## Exercise objective
Skip every picture and transcribe the remaining material exactly.

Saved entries
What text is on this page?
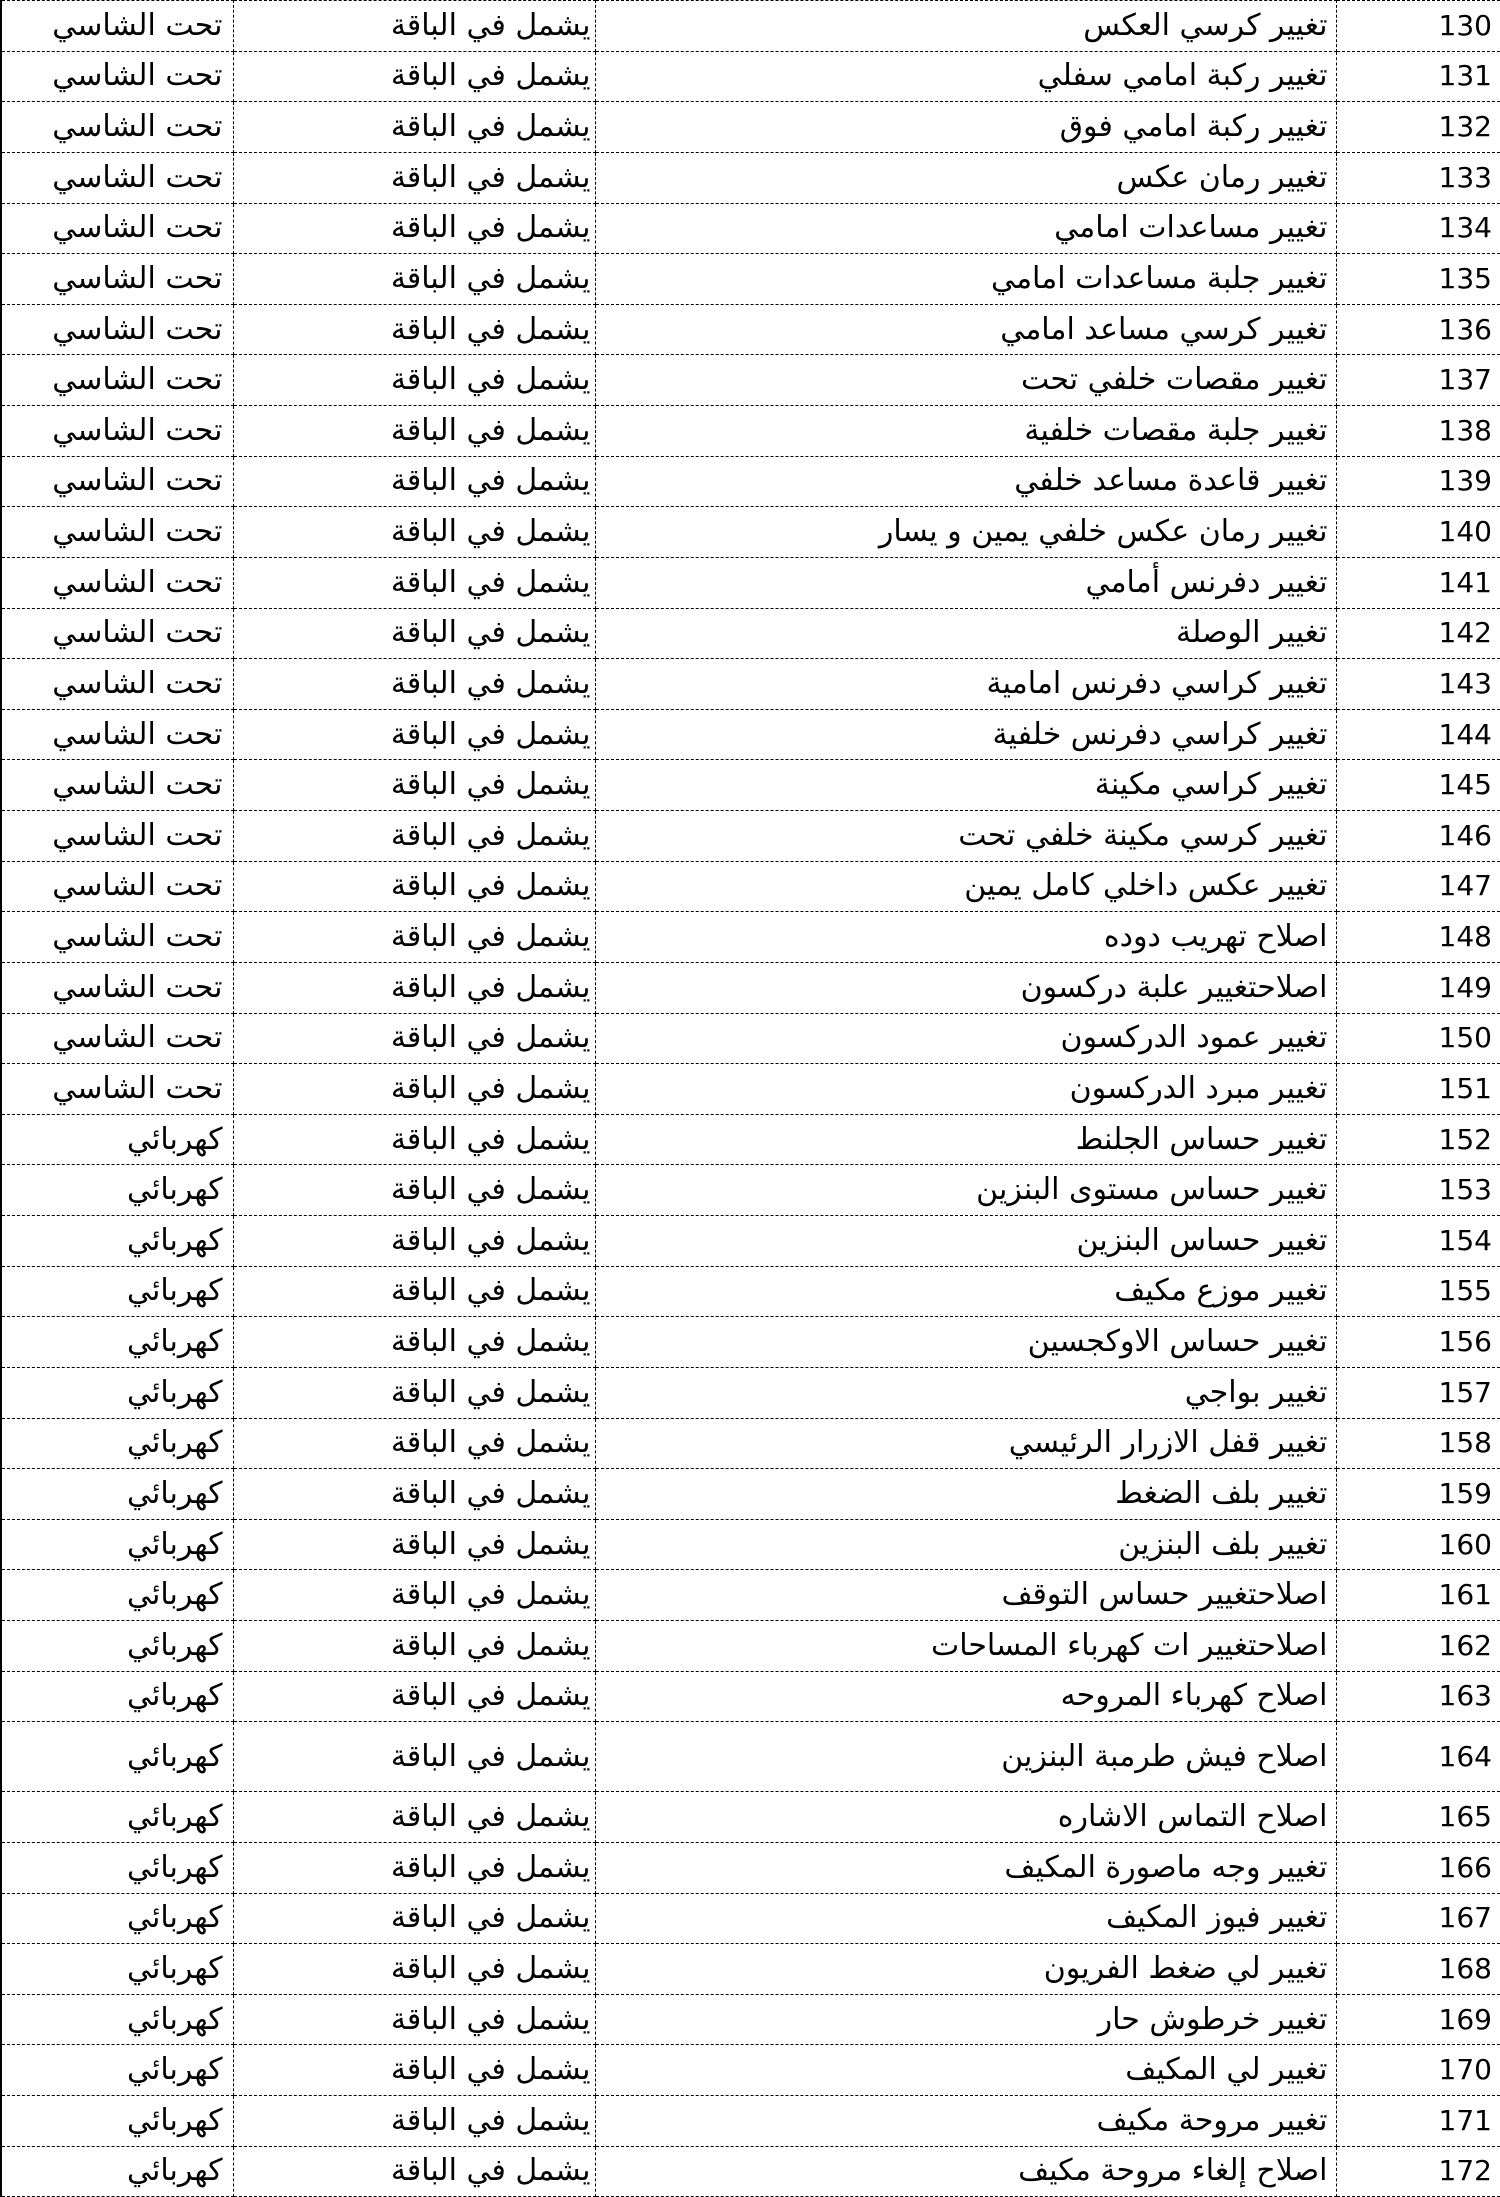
تحت الشاسي	يشمل في الباقة	تغيير كرسي العكس	130
تحت الشاسي	يشمل في الباقة	تغيير ركبة امامي سفلي	131
تحت الشاسي	يشمل في الباقة	تغيير ركبة امامي فوق	132
تحت الشاسي	يشمل في الباقة	تغيير رمان عكس	133
تحت الشاسي	يشمل في الباقة	تغيير مساعدات امامي	134
تحت الشاسي	يشمل في الباقة	تغيير جلبة مساعدات امامي	135
تحت الشاسي	يشمل في الباقة	تغيير كرسي مساعد امامي	136
تحت الشاسي	يشمل في الباقة	تغيير مقصات خلفي تحت	137
تحت الشاسي	يشمل في الباقة	تغيير جلبة مقصات خلفية	138
تحت الشاسي	يشمل في الباقة	تغيير قاعدة مساعد خلفي	139
تحت الشاسي	يشمل في الباقة	تغيير رمان عكس خلفي يمين و يسار	140
تحت الشاسي	يشمل في الباقة	تغيير دفرنس أمامي	141
تحت الشاسي	يشمل في الباقة	تغيير الوصلة	142
تحت الشاسي	يشمل في الباقة	تغيير كراسي دفرنس امامية	143
تحت الشاسي	يشمل في الباقة	تغيير كراسي دفرنس خلفية	144
تحت الشاسي	يشمل في الباقة	تغيير كراسي مكينة	145
تحت الشاسي	يشمل في الباقة	تغيير كرسي مكينة خلفي تحت	146
تحت الشاسي	يشمل في الباقة	تغيير عكس داخلي كامل يمين	147
تحت الشاسي	يشمل في الباقة	اصلاح تهريب دوده	148
تحت الشاسي	يشمل في الباقة	اصلاحتغيير علبة دركسون	149
تحت الشاسي	يشمل في الباقة	تغيير عمود الدركسون	150
تحت الشاسي	يشمل في الباقة	تغيير مبرد الدركسون	151
كهربائي	يشمل في الباقة	تغيير حساس الجلنط	152
كهربائي	يشمل في الباقة	تغيير حساس مستوى البنزين	153
كهربائي	يشمل في الباقة	تغيير حساس البنزين	154
كهربائي	يشمل في الباقة	تغيير موزع مكيف	155
كهربائي	يشمل في الباقة	تغيير حساس الاوكجسين	156
كهربائي	يشمل في الباقة	تغيير بواجي	157
كهربائي	يشمل في الباقة	تغيير قفل الازرار الرئيسي	158
كهربائي	يشمل في الباقة	تغيير بلف الضغط	159
كهربائي	يشمل في الباقة	تغيير بلف البنزين	160
كهربائي	يشمل في الباقة	اصلاحتغيير حساس التوقف	161
كهربائي	يشمل في الباقة	اصلاحتغيير ات كهرباء المساحات	162
كهربائي	يشمل في الباقة	اصلاح كهرباء المروحه	163
كهربائي	يشمل في الباقة	اصلاح فيش طرمبة البنزين	164
كهربائي	يشمل في الباقة	اصلاح التماس الاشاره	165
كهربائي	يشمل في الباقة	تغيير وجه ماصورة المكيف	166
كهربائي	يشمل في الباقة	تغيير فيوز المكيف	167
كهربائي	يشمل في الباقة	تغيير لي ضغط الفريون	168
كهربائي	يشمل في الباقة	تغيير خرطوش حار	169
كهربائي	يشمل في الباقة	تغيير لي المكيف	170
كهربائي	يشمل في الباقة	تغيير مروحة مكيف	171
كهربائي	يشمل في الباقة	اصلاح إلغاء مروحة مكيف	172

## Reply
What text is on this page?
تحت الشاسي	يشمل في الباقة	تغيير كرسي العكس	130
تحت الشاسي	يشمل في الباقة	تغيير ركبة امامي سفلي	131
تحت الشاسي	يشمل في الباقة	تغيير ركبة امامي فوق	132
تحت الشاسي	يشمل في الباقة	تغيير رمان عكس	133
تحت الشاسي	يشمل في الباقة	تغيير مساعدات امامي	134
تحت الشاسي	يشمل في الباقة	تغيير جلبة مساعدات امامي	135
تحت الشاسي	يشمل في الباقة	تغيير كرسي مساعد امامي	136
تحت الشاسي	يشمل في الباقة	تغيير مقصات خلفي تحت	137
تحت الشاسي	يشمل في الباقة	تغيير جلبة مقصات خلفية	138
تحت الشاسي	يشمل في الباقة	تغيير قاعدة مساعد خلفي	139
تحت الشاسي	يشمل في الباقة	تغيير رمان عكس خلفي يمين و يسار	140
تحت الشاسي	يشمل في الباقة	تغيير دفرنس أمامي	141
تحت الشاسي	يشمل في الباقة	تغيير الوصلة	142
تحت الشاسي	يشمل في الباقة	تغيير كراسي دفرنس امامية	143
تحت الشاسي	يشمل في الباقة	تغيير كراسي دفرنس خلفية	144
تحت الشاسي	يشمل في الباقة	تغيير كراسي مكينة	145
تحت الشاسي	يشمل في الباقة	تغيير كرسي مكينة خلفي تحت	146
تحت الشاسي	يشمل في الباقة	تغيير عكس داخلي كامل يمين	147
تحت الشاسي	يشمل في الباقة	اصلاح تهريب دوده	148
تحت الشاسي	يشمل في الباقة	اصلاحتغيير علبة دركسون	149
تحت الشاسي	يشمل في الباقة	تغيير عمود الدركسون	150
تحت الشاسي	يشمل في الباقة	تغيير مبرد الدركسون	151
كهربائي	يشمل في الباقة	تغيير حساس الجلنط	152
كهربائي	يشمل في الباقة	تغيير حساس مستوى البنزين	153
كهربائي	يشمل في الباقة	تغيير حساس البنزين	154
كهربائي	يشمل في الباقة	تغيير موزع مكيف	155
كهربائي	يشمل في الباقة	تغيير حساس الاوكجسين	156
كهربائي	يشمل في الباقة	تغيير بواجي	157
كهربائي	يشمل في الباقة	تغيير قفل الازرار الرئيسي	158
كهربائي	يشمل في الباقة	تغيير بلف الضغط	159
كهربائي	يشمل في الباقة	تغيير بلف البنزين	160
كهربائي	يشمل في الباقة	اصلاحتغيير حساس التوقف	161
كهربائي	يشمل في الباقة	اصلاحتغيير ات كهرباء المساحات	162
كهربائي	يشمل في الباقة	اصلاح كهرباء المروحه	163
كهربائي	يشمل في الباقة	اصلاح فيش طرمبة البنزين	164
كهربائي	يشمل في الباقة	اصلاح التماس الاشاره	165
كهربائي	يشمل في الباقة	تغيير وجه ماصورة المكيف	166
كهربائي	يشمل في الباقة	تغيير فيوز المكيف	167
كهربائي	يشمل في الباقة	تغيير لي ضغط الفريون	168
كهربائي	يشمل في الباقة	تغيير خرطوش حار	169
كهربائي	يشمل في الباقة	تغيير لي المكيف	170
كهربائي	يشمل في الباقة	تغيير مروحة مكيف	171
كهربائي	يشمل في الباقة	اصلاح إلغاء مروحة مكيف	172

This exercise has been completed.